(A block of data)

********************

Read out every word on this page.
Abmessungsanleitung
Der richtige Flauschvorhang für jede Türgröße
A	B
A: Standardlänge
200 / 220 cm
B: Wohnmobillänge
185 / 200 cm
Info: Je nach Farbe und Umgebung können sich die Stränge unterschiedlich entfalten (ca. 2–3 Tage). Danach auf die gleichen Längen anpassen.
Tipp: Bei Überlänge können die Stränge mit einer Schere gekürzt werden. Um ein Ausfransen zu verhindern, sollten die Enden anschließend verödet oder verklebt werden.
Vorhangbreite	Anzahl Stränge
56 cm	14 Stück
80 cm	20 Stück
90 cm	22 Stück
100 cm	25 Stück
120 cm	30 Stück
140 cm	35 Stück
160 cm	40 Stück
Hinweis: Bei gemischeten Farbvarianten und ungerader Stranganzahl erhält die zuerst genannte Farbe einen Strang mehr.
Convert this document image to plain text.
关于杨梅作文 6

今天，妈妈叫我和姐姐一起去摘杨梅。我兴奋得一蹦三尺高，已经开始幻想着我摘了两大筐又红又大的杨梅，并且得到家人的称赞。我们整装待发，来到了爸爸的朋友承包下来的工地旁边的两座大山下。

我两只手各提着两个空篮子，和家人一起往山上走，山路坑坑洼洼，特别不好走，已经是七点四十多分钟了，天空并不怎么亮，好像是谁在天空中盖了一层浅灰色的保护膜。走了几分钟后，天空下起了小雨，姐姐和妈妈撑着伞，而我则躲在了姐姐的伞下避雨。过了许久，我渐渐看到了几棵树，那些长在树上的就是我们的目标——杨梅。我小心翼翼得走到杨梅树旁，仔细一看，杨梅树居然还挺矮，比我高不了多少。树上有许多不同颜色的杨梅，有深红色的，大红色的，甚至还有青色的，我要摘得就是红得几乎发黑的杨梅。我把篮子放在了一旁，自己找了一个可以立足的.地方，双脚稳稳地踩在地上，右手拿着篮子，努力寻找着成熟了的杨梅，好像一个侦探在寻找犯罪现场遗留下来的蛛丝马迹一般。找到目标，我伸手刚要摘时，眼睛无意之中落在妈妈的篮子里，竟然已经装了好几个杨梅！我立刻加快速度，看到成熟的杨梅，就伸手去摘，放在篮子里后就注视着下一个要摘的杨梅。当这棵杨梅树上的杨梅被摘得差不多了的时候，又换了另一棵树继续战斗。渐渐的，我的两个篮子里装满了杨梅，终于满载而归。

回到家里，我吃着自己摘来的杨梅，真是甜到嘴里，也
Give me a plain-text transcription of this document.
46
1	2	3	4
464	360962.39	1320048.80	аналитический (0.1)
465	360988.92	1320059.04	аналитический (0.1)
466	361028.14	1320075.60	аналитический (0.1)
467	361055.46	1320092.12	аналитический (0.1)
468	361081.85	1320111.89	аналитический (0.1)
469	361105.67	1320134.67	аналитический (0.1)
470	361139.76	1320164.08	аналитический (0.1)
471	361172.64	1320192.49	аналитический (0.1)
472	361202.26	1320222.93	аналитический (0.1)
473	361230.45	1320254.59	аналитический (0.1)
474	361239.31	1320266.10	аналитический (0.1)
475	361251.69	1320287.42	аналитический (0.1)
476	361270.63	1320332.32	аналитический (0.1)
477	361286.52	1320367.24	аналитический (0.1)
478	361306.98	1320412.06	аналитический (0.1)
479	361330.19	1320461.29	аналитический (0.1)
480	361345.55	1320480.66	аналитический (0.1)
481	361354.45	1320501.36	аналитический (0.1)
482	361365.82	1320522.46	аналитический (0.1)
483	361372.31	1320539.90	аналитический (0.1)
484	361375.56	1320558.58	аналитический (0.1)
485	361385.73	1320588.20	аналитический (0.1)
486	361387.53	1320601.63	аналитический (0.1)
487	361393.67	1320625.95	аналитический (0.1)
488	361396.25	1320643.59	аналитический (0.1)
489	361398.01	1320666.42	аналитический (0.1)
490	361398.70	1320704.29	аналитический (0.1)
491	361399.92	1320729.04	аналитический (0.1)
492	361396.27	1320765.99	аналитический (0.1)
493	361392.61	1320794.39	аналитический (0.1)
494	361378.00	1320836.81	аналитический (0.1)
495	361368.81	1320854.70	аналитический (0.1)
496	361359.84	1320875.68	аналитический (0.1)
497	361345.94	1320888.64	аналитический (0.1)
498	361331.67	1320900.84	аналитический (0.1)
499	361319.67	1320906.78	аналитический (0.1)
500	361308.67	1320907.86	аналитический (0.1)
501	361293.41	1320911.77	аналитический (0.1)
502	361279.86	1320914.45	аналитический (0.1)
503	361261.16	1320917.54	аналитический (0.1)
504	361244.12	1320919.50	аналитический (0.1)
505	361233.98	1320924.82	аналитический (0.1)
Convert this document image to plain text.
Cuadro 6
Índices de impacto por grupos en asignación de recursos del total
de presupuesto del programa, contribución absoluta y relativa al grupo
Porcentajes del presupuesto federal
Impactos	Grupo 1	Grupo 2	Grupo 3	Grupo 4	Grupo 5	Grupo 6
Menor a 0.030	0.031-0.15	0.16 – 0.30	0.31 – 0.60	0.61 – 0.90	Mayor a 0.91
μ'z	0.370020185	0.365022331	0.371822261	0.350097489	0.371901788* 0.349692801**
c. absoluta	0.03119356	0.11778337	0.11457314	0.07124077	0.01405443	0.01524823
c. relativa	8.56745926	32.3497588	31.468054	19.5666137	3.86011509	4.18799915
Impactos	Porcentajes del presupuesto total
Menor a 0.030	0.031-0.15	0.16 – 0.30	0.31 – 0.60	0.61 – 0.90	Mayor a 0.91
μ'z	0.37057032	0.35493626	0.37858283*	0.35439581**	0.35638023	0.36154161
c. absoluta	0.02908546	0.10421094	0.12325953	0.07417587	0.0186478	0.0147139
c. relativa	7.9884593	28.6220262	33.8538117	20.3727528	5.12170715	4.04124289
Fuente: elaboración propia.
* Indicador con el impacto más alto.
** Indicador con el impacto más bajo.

********************

PROMPT — Quote every record above exactly.

WRITTEN SOLUTION —
Read out every word on this page.
Abmessungsanleitung
Der richtige Flauschvorhang für jede Türgröße
A	B
A: Standardlänge
200 / 220 cm
B: Wohnmobillänge
185 / 200 cm
Info: Je nach Farbe und Umgebung können sich die Stränge unterschiedlich entfalten (ca. 2–3 Tage). Danach auf die gleichen Längen anpassen.
Tipp: Bei Überlänge können die Stränge mit einer Schere gekürzt werden. Um ein Ausfransen zu verhindern, sollten die Enden anschließend verödet oder verklebt werden.
Vorhangbreite	Anzahl Stränge
56 cm	14 Stück
80 cm	20 Stück
90 cm	22 Stück
100 cm	25 Stück
120 cm	30 Stück
140 cm	35 Stück
160 cm	40 Stück
Hinweis: Bei gemischeten Farbvarianten und ungerader Stranganzahl erhält die zuerst genannte Farbe einen Strang mehr.
Convert this document image to plain text.
关于杨梅作文 6

今天，妈妈叫我和姐姐一起去摘杨梅。我兴奋得一蹦三尺高，已经开始幻想着我摘了两大筐又红又大的杨梅，并且得到家人的称赞。我们整装待发，来到了爸爸的朋友承包下来的工地旁边的两座大山下。

我两只手各提着两个空篮子，和家人一起往山上走，山路坑坑洼洼，特别不好走，已经是七点四十多分钟了，天空并不怎么亮，好像是谁在天空中盖了一层浅灰色的保护膜。走了几分钟后，天空下起了小雨，姐姐和妈妈撑着伞，而我则躲在了姐姐的伞下避雨。过了许久，我渐渐看到了几棵树，那些长在树上的就是我们的目标——杨梅。我小心翼翼得走到杨梅树旁，仔细一看，杨梅树居然还挺矮，比我高不了多少。树上有许多不同颜色的杨梅，有深红色的，大红色的，甚至还有青色的，我要摘得就是红得几乎发黑的杨梅。我把篮子放在了一旁，自己找了一个可以立足的.地方，双脚稳稳地踩在地上，右手拿着篮子，努力寻找着成熟了的杨梅，好像一个侦探在寻找犯罪现场遗留下来的蛛丝马迹一般。找到目标，我伸手刚要摘时，眼睛无意之中落在妈妈的篮子里，竟然已经装了好几个杨梅！我立刻加快速度，看到成熟的杨梅，就伸手去摘，放在篮子里后就注视着下一个要摘的杨梅。当这棵杨梅树上的杨梅被摘得差不多了的时候，又换了另一棵树继续战斗。渐渐的，我的两个篮子里装满了杨梅，终于满载而归。

回到家里，我吃着自己摘来的杨梅，真是甜到嘴里，也
Give me a plain-text transcription of this document.
46
1	2	3	4
464	360962.39	1320048.80	аналитический (0.1)
465	360988.92	1320059.04	аналитический (0.1)
466	361028.14	1320075.60	аналитический (0.1)
467	361055.46	1320092.12	аналитический (0.1)
468	361081.85	1320111.89	аналитический (0.1)
469	361105.67	1320134.67	аналитический (0.1)
470	361139.76	1320164.08	аналитический (0.1)
471	361172.64	1320192.49	аналитический (0.1)
472	361202.26	1320222.93	аналитический (0.1)
473	361230.45	1320254.59	аналитический (0.1)
474	361239.31	1320266.10	аналитический (0.1)
475	361251.69	1320287.42	аналитический (0.1)
476	361270.63	1320332.32	аналитический (0.1)
477	361286.52	1320367.24	аналитический (0.1)
478	361306.98	1320412.06	аналитический (0.1)
479	361330.19	1320461.29	аналитический (0.1)
480	361345.55	1320480.66	аналитический (0.1)
481	361354.45	1320501.36	аналитический (0.1)
482	361365.82	1320522.46	аналитический (0.1)
483	361372.31	1320539.90	аналитический (0.1)
484	361375.56	1320558.58	аналитический (0.1)
485	361385.73	1320588.20	аналитический (0.1)
486	361387.53	1320601.63	аналитический (0.1)
487	361393.67	1320625.95	аналитический (0.1)
488	361396.25	1320643.59	аналитический (0.1)
489	361398.01	1320666.42	аналитический (0.1)
490	361398.70	1320704.29	аналитический (0.1)
491	361399.92	1320729.04	аналитический (0.1)
492	361396.27	1320765.99	аналитический (0.1)
493	361392.61	1320794.39	аналитический (0.1)
494	361378.00	1320836.81	аналитический (0.1)
495	361368.81	1320854.70	аналитический (0.1)
496	361359.84	1320875.68	аналитический (0.1)
497	361345.94	1320888.64	аналитический (0.1)
498	361331.67	1320900.84	аналитический (0.1)
499	361319.67	1320906.78	аналитический (0.1)
500	361308.67	1320907.86	аналитический (0.1)
501	361293.41	1320911.77	аналитический (0.1)
502	361279.86	1320914.45	аналитический (0.1)
503	361261.16	1320917.54	аналитический (0.1)
504	361244.12	1320919.50	аналитический (0.1)
505	361233.98	1320924.82	аналитический (0.1)
Convert this document image to plain text.
Cuadro 6
Índices de impacto por grupos en asignación de recursos del total
de presupuesto del programa, contribución absoluta y relativa al grupo
Porcentajes del presupuesto federal
Impactos	Grupo 1	Grupo 2	Grupo 3	Grupo 4	Grupo 5	Grupo 6
Menor a 0.030	0.031-0.15	0.16 – 0.30	0.31 – 0.60	0.61 – 0.90	Mayor a 0.91
μ'z	0.370020185	0.365022331	0.371822261	0.350097489	0.371901788* 0.349692801**
c. absoluta	0.03119356	0.11778337	0.11457314	0.07124077	0.01405443	0.01524823
c. relativa	8.56745926	32.3497588	31.468054	19.5666137	3.86011509	4.18799915
Impactos	Porcentajes del presupuesto total
Menor a 0.030	0.031-0.15	0.16 – 0.30	0.31 – 0.60	0.61 – 0.90	Mayor a 0.91
μ'z	0.37057032	0.35493626	0.37858283*	0.35439581**	0.35638023	0.36154161
c. absoluta	0.02908546	0.10421094	0.12325953	0.07417587	0.0186478	0.0147139
c. relativa	7.9884593	28.6220262	33.8538117	20.3727528	5.12170715	4.04124289
Fuente: elaboración propia.
* Indicador con el impacto más alto.
** Indicador con el impacto más bajo.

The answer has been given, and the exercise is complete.